Repeat the listing below in full, exactly as it stands.

Dataset records
######
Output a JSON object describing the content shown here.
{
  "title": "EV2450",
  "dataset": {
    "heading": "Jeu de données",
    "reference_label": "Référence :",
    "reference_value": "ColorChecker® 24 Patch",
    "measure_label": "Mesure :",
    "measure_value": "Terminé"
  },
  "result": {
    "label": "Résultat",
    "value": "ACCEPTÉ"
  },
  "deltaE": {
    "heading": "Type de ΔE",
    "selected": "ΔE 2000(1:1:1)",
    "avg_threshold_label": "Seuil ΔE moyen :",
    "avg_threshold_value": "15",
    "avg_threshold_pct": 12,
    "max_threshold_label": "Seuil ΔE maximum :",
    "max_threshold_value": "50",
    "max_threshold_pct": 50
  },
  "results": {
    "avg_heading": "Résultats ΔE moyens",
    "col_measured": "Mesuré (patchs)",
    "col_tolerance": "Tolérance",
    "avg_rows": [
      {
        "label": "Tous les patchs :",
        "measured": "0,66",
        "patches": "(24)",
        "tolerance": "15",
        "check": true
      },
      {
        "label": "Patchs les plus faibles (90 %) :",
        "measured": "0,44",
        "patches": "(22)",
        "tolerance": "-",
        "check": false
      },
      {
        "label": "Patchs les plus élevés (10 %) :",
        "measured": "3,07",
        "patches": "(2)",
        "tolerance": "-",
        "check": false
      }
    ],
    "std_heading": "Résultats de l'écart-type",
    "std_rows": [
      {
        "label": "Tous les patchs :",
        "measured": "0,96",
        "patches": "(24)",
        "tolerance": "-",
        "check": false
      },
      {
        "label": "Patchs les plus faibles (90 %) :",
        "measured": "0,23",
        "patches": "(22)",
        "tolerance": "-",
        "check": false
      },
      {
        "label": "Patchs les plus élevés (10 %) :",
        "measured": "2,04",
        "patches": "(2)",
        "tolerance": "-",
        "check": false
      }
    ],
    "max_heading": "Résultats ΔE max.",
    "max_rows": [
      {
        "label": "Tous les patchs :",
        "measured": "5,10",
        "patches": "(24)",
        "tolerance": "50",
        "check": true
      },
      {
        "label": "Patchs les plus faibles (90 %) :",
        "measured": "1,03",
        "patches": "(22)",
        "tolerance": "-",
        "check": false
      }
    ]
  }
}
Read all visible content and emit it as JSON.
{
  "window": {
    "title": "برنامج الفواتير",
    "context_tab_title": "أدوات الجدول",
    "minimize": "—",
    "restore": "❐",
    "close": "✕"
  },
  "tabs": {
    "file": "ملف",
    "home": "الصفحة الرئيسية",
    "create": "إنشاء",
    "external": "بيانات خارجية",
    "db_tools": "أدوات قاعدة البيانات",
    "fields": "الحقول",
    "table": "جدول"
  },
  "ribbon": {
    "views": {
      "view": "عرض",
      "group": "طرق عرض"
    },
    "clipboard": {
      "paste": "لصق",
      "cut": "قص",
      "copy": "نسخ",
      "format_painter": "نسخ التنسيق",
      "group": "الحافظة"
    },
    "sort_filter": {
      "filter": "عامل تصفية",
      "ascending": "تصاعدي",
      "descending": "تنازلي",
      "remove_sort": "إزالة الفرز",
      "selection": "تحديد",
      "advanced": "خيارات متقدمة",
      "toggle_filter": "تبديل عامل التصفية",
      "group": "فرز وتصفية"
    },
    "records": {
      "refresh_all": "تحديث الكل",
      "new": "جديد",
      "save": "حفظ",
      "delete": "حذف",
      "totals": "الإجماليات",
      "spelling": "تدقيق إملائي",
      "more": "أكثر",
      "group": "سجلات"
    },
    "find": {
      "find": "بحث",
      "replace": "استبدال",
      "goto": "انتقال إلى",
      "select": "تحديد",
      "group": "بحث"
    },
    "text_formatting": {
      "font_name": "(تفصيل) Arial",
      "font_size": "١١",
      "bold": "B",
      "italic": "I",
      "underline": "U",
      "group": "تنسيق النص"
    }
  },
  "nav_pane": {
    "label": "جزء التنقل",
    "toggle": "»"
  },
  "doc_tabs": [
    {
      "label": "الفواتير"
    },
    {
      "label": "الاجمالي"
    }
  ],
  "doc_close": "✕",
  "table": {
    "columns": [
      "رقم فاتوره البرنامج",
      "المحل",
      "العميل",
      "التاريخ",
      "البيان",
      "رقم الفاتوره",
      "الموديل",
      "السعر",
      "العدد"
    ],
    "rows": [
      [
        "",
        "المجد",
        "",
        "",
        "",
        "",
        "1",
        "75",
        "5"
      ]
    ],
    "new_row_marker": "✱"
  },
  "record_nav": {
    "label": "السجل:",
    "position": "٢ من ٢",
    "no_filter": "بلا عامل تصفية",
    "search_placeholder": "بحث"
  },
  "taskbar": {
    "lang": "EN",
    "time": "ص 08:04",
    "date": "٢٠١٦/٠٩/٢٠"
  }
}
######
▸ **Response for this exercise**
Output a JSON object describing the content shown here.
{
  "title": "EV2450",
  "dataset": {
    "heading": "Jeu de données",
    "reference_label": "Référence :",
    "reference_value": "ColorChecker® 24 Patch",
    "measure_label": "Mesure :",
    "measure_value": "Terminé"
  },
  "result": {
    "label": "Résultat",
    "value": "ACCEPTÉ"
  },
  "deltaE": {
    "heading": "Type de ΔE",
    "selected": "ΔE 2000(1:1:1)",
    "avg_threshold_label": "Seuil ΔE moyen :",
    "avg_threshold_value": "15",
    "avg_threshold_pct": 12,
    "max_threshold_label": "Seuil ΔE maximum :",
    "max_threshold_value": "50",
    "max_threshold_pct": 50
  },
  "results": {
    "avg_heading": "Résultats ΔE moyens",
    "col_measured": "Mesuré (patchs)",
    "col_tolerance": "Tolérance",
    "avg_rows": [
      {
        "label": "Tous les patchs :",
        "measured": "0,66",
        "patches": "(24)",
        "tolerance": "15",
        "check": true
      },
      {
        "label": "Patchs les plus faibles (90 %) :",
        "measured": "0,44",
        "patches": "(22)",
        "tolerance": "-",
        "check": false
      },
      {
        "label": "Patchs les plus élevés (10 %) :",
        "measured": "3,07",
        "patches": "(2)",
        "tolerance": "-",
        "check": false
      }
    ],
    "std_heading": "Résultats de l'écart-type",
    "std_rows": [
      {
        "label": "Tous les patchs :",
        "measured": "0,96",
        "patches": "(24)",
        "tolerance": "-",
        "check": false
      },
      {
        "label": "Patchs les plus faibles (90 %) :",
        "measured": "0,23",
        "patches": "(22)",
        "tolerance": "-",
        "check": false
      },
      {
        "label": "Patchs les plus élevés (10 %) :",
        "measured": "2,04",
        "patches": "(2)",
        "tolerance": "-",
        "check": false
      }
    ],
    "max_heading": "Résultats ΔE max.",
    "max_rows": [
      {
        "label": "Tous les patchs :",
        "measured": "5,10",
        "patches": "(24)",
        "tolerance": "50",
        "check": true
      },
      {
        "label": "Patchs les plus faibles (90 %) :",
        "measured": "1,03",
        "patches": "(22)",
        "tolerance": "-",
        "check": false
      }
    ]
  }
}
Read all visible content and emit it as JSON.
{
  "window": {
    "title": "برنامج الفواتير",
    "context_tab_title": "أدوات الجدول",
    "minimize": "—",
    "restore": "❐",
    "close": "✕"
  },
  "tabs": {
    "file": "ملف",
    "home": "الصفحة الرئيسية",
    "create": "إنشاء",
    "external": "بيانات خارجية",
    "db_tools": "أدوات قاعدة البيانات",
    "fields": "الحقول",
    "table": "جدول"
  },
  "ribbon": {
    "views": {
      "view": "عرض",
      "group": "طرق عرض"
    },
    "clipboard": {
      "paste": "لصق",
      "cut": "قص",
      "copy": "نسخ",
      "format_painter": "نسخ التنسيق",
      "group": "الحافظة"
    },
    "sort_filter": {
      "filter": "عامل تصفية",
      "ascending": "تصاعدي",
      "descending": "تنازلي",
      "remove_sort": "إزالة الفرز",
      "selection": "تحديد",
      "advanced": "خيارات متقدمة",
      "toggle_filter": "تبديل عامل التصفية",
      "group": "فرز وتصفية"
    },
    "records": {
      "refresh_all": "تحديث الكل",
      "new": "جديد",
      "save": "حفظ",
      "delete": "حذف",
      "totals": "الإجماليات",
      "spelling": "تدقيق إملائي",
      "more": "أكثر",
      "group": "سجلات"
    },
    "find": {
      "find": "بحث",
      "replace": "استبدال",
      "goto": "انتقال إلى",
      "select": "تحديد",
      "group": "بحث"
    },
    "text_formatting": {
      "font_name": "(تفصيل) Arial",
      "font_size": "١١",
      "bold": "B",
      "italic": "I",
      "underline": "U",
      "group": "تنسيق النص"
    }
  },
  "nav_pane": {
    "label": "جزء التنقل",
    "toggle": "»"
  },
  "doc_tabs": [
    {
      "label": "الفواتير"
    },
    {
      "label": "الاجمالي"
    }
  ],
  "doc_close": "✕",
  "table": {
    "columns": [
      "رقم فاتوره البرنامج",
      "المحل",
      "العميل",
      "التاريخ",
      "البيان",
      "رقم الفاتوره",
      "الموديل",
      "السعر",
      "العدد"
    ],
    "rows": [
      [
        "",
        "المجد",
        "",
        "",
        "",
        "",
        "1",
        "75",
        "5"
      ]
    ],
    "new_row_marker": "✱"
  },
  "record_nav": {
    "label": "السجل:",
    "position": "٢ من ٢",
    "no_filter": "بلا عامل تصفية",
    "search_placeholder": "بحث"
  },
  "taskbar": {
    "lang": "EN",
    "time": "ص 08:04",
    "date": "٢٠١٦/٠٩/٢٠"
  }
}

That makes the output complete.